• WHAT YOU WILL DO:
Extract every line that includes the string "background".

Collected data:
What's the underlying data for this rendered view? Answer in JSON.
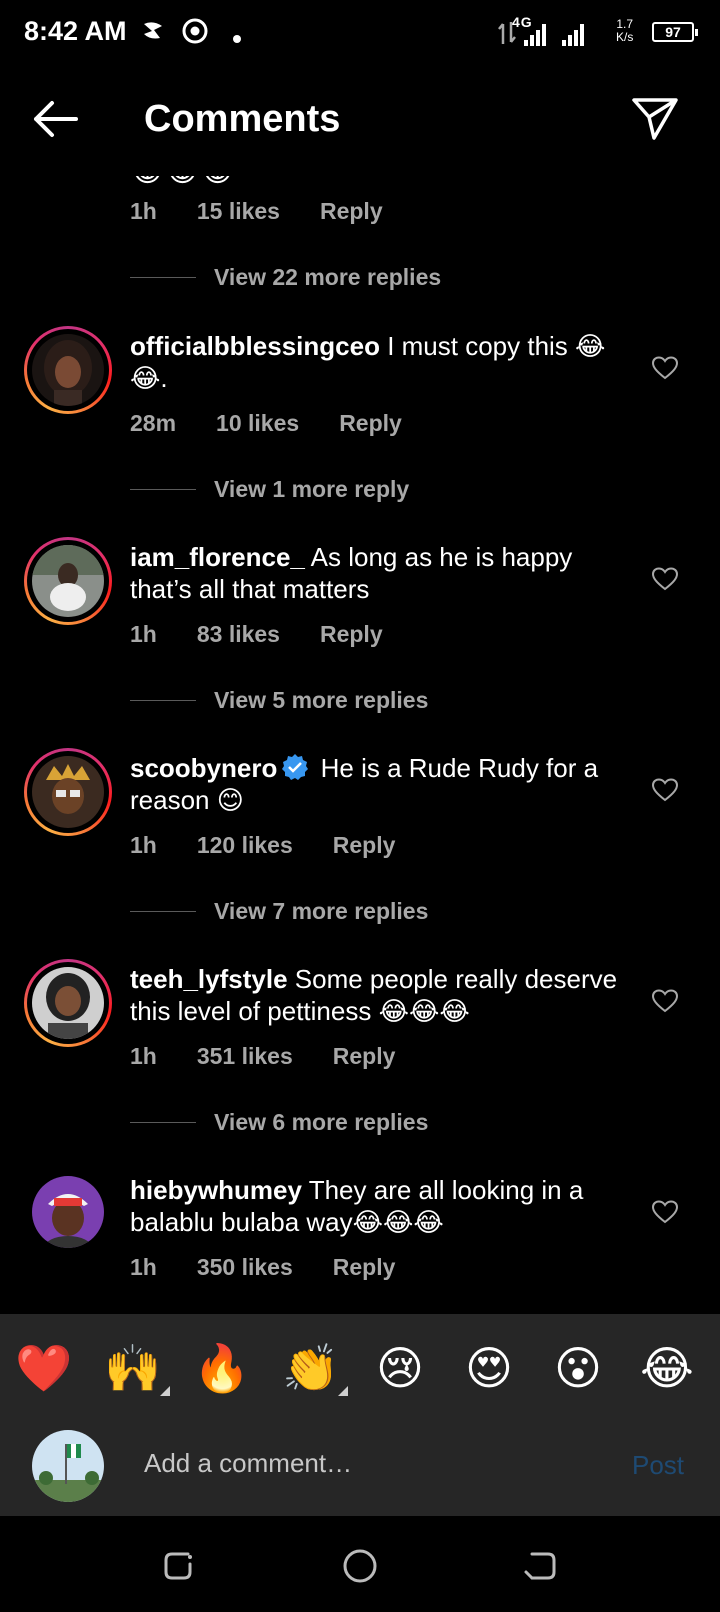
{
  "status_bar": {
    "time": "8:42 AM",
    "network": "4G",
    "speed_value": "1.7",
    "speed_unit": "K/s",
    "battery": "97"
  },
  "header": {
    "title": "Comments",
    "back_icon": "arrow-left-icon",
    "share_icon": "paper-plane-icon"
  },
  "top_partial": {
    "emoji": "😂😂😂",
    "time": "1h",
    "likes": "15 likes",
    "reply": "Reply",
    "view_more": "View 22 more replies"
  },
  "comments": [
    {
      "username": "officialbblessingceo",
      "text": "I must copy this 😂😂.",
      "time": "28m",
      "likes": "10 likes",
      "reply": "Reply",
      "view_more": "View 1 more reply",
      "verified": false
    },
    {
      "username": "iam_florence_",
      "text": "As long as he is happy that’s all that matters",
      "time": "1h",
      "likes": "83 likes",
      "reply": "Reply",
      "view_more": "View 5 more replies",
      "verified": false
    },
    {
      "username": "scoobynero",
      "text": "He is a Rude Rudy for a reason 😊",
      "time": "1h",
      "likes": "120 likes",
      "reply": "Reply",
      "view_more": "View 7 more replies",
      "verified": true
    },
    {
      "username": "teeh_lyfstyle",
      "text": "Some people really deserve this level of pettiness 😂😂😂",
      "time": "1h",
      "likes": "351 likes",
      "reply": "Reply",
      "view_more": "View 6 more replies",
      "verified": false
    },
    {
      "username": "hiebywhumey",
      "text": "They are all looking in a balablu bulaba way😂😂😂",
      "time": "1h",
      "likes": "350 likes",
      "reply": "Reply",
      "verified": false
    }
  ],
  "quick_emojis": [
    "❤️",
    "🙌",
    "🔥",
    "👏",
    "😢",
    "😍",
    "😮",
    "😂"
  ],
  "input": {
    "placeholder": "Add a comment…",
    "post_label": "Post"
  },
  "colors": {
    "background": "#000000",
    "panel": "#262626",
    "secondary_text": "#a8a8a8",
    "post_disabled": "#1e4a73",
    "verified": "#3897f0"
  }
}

==

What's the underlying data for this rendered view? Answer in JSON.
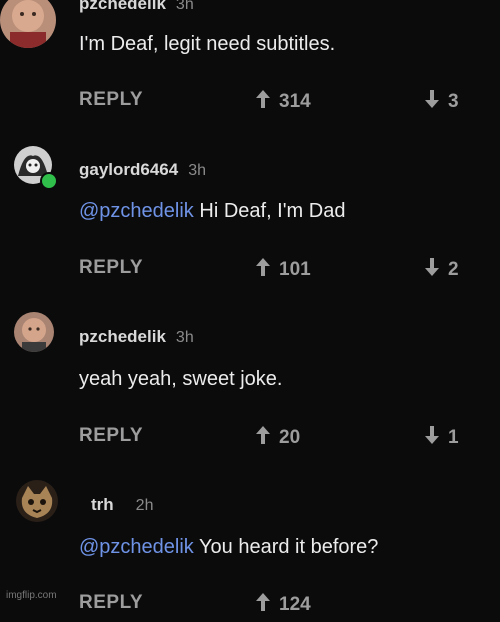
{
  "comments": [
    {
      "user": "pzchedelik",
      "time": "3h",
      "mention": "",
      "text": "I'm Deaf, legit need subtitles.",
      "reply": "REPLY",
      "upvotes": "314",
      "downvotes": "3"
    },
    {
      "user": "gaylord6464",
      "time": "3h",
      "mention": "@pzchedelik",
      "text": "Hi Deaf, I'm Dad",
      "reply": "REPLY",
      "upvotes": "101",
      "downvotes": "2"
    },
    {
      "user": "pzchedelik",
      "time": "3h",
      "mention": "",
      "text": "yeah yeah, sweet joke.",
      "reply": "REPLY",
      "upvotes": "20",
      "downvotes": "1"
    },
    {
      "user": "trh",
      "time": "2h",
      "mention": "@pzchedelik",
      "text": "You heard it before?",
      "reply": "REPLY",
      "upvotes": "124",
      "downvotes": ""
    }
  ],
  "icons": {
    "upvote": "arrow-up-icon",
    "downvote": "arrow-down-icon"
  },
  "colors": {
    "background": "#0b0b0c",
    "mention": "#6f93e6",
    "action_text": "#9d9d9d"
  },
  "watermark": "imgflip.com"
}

• SOLUTION TO THIS TASK:
    "background": "#000000",
    "background": "#0b0b0c",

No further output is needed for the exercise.